• **EXERCISE TASK**:
All records below must be retyped exactly.

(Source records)

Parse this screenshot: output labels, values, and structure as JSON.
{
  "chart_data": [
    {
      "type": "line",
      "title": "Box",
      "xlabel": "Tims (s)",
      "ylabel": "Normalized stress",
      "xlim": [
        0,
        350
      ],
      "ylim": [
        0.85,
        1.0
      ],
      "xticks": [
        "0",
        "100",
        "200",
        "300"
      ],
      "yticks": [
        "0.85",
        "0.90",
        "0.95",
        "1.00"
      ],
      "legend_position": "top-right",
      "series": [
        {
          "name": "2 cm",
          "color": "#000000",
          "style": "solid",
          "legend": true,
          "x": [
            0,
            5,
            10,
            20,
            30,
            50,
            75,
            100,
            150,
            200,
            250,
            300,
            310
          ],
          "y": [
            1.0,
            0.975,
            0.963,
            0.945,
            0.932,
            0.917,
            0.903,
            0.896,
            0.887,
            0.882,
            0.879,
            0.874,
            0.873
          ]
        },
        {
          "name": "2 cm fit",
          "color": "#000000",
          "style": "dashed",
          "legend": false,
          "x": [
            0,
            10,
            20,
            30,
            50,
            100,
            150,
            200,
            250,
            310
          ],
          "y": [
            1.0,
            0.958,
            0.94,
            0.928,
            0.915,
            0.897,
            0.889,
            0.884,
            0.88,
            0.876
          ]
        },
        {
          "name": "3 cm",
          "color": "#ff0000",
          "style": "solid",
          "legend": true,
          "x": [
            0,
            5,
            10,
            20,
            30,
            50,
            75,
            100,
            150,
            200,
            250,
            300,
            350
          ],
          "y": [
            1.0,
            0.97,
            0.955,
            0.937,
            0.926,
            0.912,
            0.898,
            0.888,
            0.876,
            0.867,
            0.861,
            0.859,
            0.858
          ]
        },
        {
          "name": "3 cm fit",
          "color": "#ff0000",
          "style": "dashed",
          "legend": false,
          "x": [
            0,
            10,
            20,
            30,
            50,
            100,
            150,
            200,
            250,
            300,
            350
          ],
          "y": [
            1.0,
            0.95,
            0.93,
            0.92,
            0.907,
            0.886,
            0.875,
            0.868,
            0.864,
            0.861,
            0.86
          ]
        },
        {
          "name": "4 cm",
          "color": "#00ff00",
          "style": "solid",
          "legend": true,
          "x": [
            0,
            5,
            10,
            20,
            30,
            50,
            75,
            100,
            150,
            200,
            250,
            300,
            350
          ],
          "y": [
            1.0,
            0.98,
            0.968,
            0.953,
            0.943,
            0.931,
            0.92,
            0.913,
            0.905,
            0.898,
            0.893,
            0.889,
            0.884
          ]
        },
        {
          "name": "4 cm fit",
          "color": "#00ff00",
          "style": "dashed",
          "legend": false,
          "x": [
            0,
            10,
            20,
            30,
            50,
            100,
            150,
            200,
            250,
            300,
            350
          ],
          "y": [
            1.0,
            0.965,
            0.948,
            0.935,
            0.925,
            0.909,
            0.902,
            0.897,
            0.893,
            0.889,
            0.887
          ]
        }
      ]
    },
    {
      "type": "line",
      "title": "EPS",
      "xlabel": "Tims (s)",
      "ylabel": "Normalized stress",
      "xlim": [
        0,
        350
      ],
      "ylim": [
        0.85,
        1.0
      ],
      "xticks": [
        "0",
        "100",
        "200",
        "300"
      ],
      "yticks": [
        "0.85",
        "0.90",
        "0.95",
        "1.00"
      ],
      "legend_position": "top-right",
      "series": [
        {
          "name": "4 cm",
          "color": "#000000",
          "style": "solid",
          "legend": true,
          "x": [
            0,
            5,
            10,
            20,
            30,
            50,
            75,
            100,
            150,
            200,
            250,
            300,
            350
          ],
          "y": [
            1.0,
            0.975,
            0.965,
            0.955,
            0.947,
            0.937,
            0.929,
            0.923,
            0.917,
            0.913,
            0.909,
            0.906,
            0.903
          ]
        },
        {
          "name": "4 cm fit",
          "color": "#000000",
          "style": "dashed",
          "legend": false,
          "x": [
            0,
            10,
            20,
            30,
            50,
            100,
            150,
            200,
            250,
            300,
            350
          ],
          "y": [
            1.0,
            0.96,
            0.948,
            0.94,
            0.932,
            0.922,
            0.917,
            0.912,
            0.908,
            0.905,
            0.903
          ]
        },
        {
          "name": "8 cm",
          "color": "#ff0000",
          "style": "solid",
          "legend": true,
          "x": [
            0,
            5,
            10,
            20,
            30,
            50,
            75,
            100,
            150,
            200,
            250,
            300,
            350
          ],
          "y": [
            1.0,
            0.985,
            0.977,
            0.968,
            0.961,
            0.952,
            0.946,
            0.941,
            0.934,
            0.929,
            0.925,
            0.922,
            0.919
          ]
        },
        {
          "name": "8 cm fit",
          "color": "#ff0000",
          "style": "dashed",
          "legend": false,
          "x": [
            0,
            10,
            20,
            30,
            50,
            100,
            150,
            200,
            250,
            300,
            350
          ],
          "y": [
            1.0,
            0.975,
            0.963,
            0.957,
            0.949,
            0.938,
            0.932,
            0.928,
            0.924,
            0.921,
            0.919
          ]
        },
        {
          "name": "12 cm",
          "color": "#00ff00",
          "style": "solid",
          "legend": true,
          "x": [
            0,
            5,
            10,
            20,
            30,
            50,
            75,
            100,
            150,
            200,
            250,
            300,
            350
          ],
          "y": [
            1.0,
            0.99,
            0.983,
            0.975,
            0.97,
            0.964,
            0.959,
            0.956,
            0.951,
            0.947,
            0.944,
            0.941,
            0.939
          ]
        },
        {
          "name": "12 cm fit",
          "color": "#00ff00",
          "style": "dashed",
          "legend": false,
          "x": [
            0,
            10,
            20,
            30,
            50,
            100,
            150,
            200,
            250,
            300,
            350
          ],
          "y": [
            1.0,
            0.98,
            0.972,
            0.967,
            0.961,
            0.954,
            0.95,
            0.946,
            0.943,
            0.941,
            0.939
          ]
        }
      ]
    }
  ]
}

• **SOLUTION**:
Parse this screenshot: output labels, values, and structure as JSON.
{
  "chart_data": [
    {
      "type": "line",
      "title": "Box",
      "xlabel": "Tims (s)",
      "ylabel": "Normalized stress",
      "xlim": [
        0,
        350
      ],
      "ylim": [
        0.85,
        1.0
      ],
      "xticks": [
        "0",
        "100",
        "200",
        "300"
      ],
      "yticks": [
        "0.85",
        "0.90",
        "0.95",
        "1.00"
      ],
      "legend_position": "top-right",
      "series": [
        {
          "name": "2 cm",
          "color": "#000000",
          "style": "solid",
          "legend": true,
          "x": [
            0,
            5,
            10,
            20,
            30,
            50,
            75,
            100,
            150,
            200,
            250,
            300,
            310
          ],
          "y": [
            1.0,
            0.975,
            0.963,
            0.945,
            0.932,
            0.917,
            0.903,
            0.896,
            0.887,
            0.882,
            0.879,
            0.874,
            0.873
          ]
        },
        {
          "name": "2 cm fit",
          "color": "#000000",
          "style": "dashed",
          "legend": false,
          "x": [
            0,
            10,
            20,
            30,
            50,
            100,
            150,
            200,
            250,
            310
          ],
          "y": [
            1.0,
            0.958,
            0.94,
            0.928,
            0.915,
            0.897,
            0.889,
            0.884,
            0.88,
            0.876
          ]
        },
        {
          "name": "3 cm",
          "color": "#ff0000",
          "style": "solid",
          "legend": true,
          "x": [
            0,
            5,
            10,
            20,
            30,
            50,
            75,
            100,
            150,
            200,
            250,
            300,
            350
          ],
          "y": [
            1.0,
            0.97,
            0.955,
            0.937,
            0.926,
            0.912,
            0.898,
            0.888,
            0.876,
            0.867,
            0.861,
            0.859,
            0.858
          ]
        },
        {
          "name": "3 cm fit",
          "color": "#ff0000",
          "style": "dashed",
          "legend": false,
          "x": [
            0,
            10,
            20,
            30,
            50,
            100,
            150,
            200,
            250,
            300,
            350
          ],
          "y": [
            1.0,
            0.95,
            0.93,
            0.92,
            0.907,
            0.886,
            0.875,
            0.868,
            0.864,
            0.861,
            0.86
          ]
        },
        {
          "name": "4 cm",
          "color": "#00ff00",
          "style": "solid",
          "legend": true,
          "x": [
            0,
            5,
            10,
            20,
            30,
            50,
            75,
            100,
            150,
            200,
            250,
            300,
            350
          ],
          "y": [
            1.0,
            0.98,
            0.968,
            0.953,
            0.943,
            0.931,
            0.92,
            0.913,
            0.905,
            0.898,
            0.893,
            0.889,
            0.884
          ]
        },
        {
          "name": "4 cm fit",
          "color": "#00ff00",
          "style": "dashed",
          "legend": false,
          "x": [
            0,
            10,
            20,
            30,
            50,
            100,
            150,
            200,
            250,
            300,
            350
          ],
          "y": [
            1.0,
            0.965,
            0.948,
            0.935,
            0.925,
            0.909,
            0.902,
            0.897,
            0.893,
            0.889,
            0.887
          ]
        }
      ]
    },
    {
      "type": "line",
      "title": "EPS",
      "xlabel": "Tims (s)",
      "ylabel": "Normalized stress",
      "xlim": [
        0,
        350
      ],
      "ylim": [
        0.85,
        1.0
      ],
      "xticks": [
        "0",
        "100",
        "200",
        "300"
      ],
      "yticks": [
        "0.85",
        "0.90",
        "0.95",
        "1.00"
      ],
      "legend_position": "top-right",
      "series": [
        {
          "name": "4 cm",
          "color": "#000000",
          "style": "solid",
          "legend": true,
          "x": [
            0,
            5,
            10,
            20,
            30,
            50,
            75,
            100,
            150,
            200,
            250,
            300,
            350
          ],
          "y": [
            1.0,
            0.975,
            0.965,
            0.955,
            0.947,
            0.937,
            0.929,
            0.923,
            0.917,
            0.913,
            0.909,
            0.906,
            0.903
          ]
        },
        {
          "name": "4 cm fit",
          "color": "#000000",
          "style": "dashed",
          "legend": false,
          "x": [
            0,
            10,
            20,
            30,
            50,
            100,
            150,
            200,
            250,
            300,
            350
          ],
          "y": [
            1.0,
            0.96,
            0.948,
            0.94,
            0.932,
            0.922,
            0.917,
            0.912,
            0.908,
            0.905,
            0.903
          ]
        },
        {
          "name": "8 cm",
          "color": "#ff0000",
          "style": "solid",
          "legend": true,
          "x": [
            0,
            5,
            10,
            20,
            30,
            50,
            75,
            100,
            150,
            200,
            250,
            300,
            350
          ],
          "y": [
            1.0,
            0.985,
            0.977,
            0.968,
            0.961,
            0.952,
            0.946,
            0.941,
            0.934,
            0.929,
            0.925,
            0.922,
            0.919
          ]
        },
        {
          "name": "8 cm fit",
          "color": "#ff0000",
          "style": "dashed",
          "legend": false,
          "x": [
            0,
            10,
            20,
            30,
            50,
            100,
            150,
            200,
            250,
            300,
            350
          ],
          "y": [
            1.0,
            0.975,
            0.963,
            0.957,
            0.949,
            0.938,
            0.932,
            0.928,
            0.924,
            0.921,
            0.919
          ]
        },
        {
          "name": "12 cm",
          "color": "#00ff00",
          "style": "solid",
          "legend": true,
          "x": [
            0,
            5,
            10,
            20,
            30,
            50,
            75,
            100,
            150,
            200,
            250,
            300,
            350
          ],
          "y": [
            1.0,
            0.99,
            0.983,
            0.975,
            0.97,
            0.964,
            0.959,
            0.956,
            0.951,
            0.947,
            0.944,
            0.941,
            0.939
          ]
        },
        {
          "name": "12 cm fit",
          "color": "#00ff00",
          "style": "dashed",
          "legend": false,
          "x": [
            0,
            10,
            20,
            30,
            50,
            100,
            150,
            200,
            250,
            300,
            350
          ],
          "y": [
            1.0,
            0.98,
            0.972,
            0.967,
            0.961,
            0.954,
            0.95,
            0.946,
            0.943,
            0.941,
            0.939
          ]
        }
      ]
    }
  ]
}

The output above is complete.